Aim ▸ Output all the material that follows, exactly as given.

Dataset records ▸
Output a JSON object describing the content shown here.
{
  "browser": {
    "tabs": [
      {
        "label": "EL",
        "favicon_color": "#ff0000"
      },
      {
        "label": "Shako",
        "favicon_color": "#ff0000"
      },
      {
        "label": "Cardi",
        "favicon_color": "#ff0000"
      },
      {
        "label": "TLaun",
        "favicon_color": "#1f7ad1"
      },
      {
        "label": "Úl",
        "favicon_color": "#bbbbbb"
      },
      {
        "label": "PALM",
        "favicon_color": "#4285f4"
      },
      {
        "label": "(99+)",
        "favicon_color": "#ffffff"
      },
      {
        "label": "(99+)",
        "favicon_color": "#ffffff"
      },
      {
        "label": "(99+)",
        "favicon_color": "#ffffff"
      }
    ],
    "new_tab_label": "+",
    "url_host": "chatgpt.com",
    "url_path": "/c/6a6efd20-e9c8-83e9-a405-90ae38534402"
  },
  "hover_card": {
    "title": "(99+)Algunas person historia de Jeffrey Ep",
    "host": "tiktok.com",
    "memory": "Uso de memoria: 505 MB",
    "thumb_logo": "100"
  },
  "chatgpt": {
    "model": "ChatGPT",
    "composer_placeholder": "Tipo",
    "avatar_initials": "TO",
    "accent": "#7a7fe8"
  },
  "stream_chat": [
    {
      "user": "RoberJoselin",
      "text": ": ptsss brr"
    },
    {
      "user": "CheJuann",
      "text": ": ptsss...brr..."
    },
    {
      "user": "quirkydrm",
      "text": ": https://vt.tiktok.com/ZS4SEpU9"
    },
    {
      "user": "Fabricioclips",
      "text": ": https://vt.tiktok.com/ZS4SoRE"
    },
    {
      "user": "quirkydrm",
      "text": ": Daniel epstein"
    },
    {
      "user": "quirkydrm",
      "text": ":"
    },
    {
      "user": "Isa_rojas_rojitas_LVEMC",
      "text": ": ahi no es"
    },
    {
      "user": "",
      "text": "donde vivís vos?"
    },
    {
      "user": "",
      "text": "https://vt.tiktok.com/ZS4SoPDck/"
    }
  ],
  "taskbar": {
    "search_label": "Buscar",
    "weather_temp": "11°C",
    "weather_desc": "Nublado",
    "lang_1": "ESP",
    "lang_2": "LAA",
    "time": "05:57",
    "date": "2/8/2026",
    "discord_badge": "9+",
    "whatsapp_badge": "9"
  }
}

Result of this exercise ▸
Output a JSON object describing the content shown here.
{
  "browser": {
    "tabs": [
      {
        "label": "EL",
        "favicon_color": "#ff0000"
      },
      {
        "label": "Shako",
        "favicon_color": "#ff0000"
      },
      {
        "label": "Cardi",
        "favicon_color": "#ff0000"
      },
      {
        "label": "TLaun",
        "favicon_color": "#1f7ad1"
      },
      {
        "label": "Úl",
        "favicon_color": "#bbbbbb"
      },
      {
        "label": "PALM",
        "favicon_color": "#4285f4"
      },
      {
        "label": "(99+)",
        "favicon_color": "#ffffff"
      },
      {
        "label": "(99+)",
        "favicon_color": "#ffffff"
      },
      {
        "label": "(99+)",
        "favicon_color": "#ffffff"
      }
    ],
    "new_tab_label": "+",
    "url_host": "chatgpt.com",
    "url_path": "/c/6a6efd20-e9c8-83e9-a405-90ae38534402"
  },
  "hover_card": {
    "title": "(99+)Algunas person historia de Jeffrey Ep",
    "host": "tiktok.com",
    "memory": "Uso de memoria: 505 MB",
    "thumb_logo": "100"
  },
  "chatgpt": {
    "model": "ChatGPT",
    "composer_placeholder": "Tipo",
    "avatar_initials": "TO",
    "accent": "#7a7fe8"
  },
  "stream_chat": [
    {
      "user": "RoberJoselin",
      "text": ": ptsss brr"
    },
    {
      "user": "CheJuann",
      "text": ": ptsss...brr..."
    },
    {
      "user": "quirkydrm",
      "text": ": https://vt.tiktok.com/ZS4SEpU9"
    },
    {
      "user": "Fabricioclips",
      "text": ": https://vt.tiktok.com/ZS4SoRE"
    },
    {
      "user": "quirkydrm",
      "text": ": Daniel epstein"
    },
    {
      "user": "quirkydrm",
      "text": ":"
    },
    {
      "user": "Isa_rojas_rojitas_LVEMC",
      "text": ": ahi no es"
    },
    {
      "user": "",
      "text": "donde vivís vos?"
    },
    {
      "user": "",
      "text": "https://vt.tiktok.com/ZS4SoPDck/"
    }
  ],
  "taskbar": {
    "search_label": "Buscar",
    "weather_temp": "11°C",
    "weather_desc": "Nublado",
    "lang_1": "ESP",
    "lang_2": "LAA",
    "time": "05:57",
    "date": "2/8/2026",
    "discord_badge": "9+",
    "whatsapp_badge": "9"
  }
}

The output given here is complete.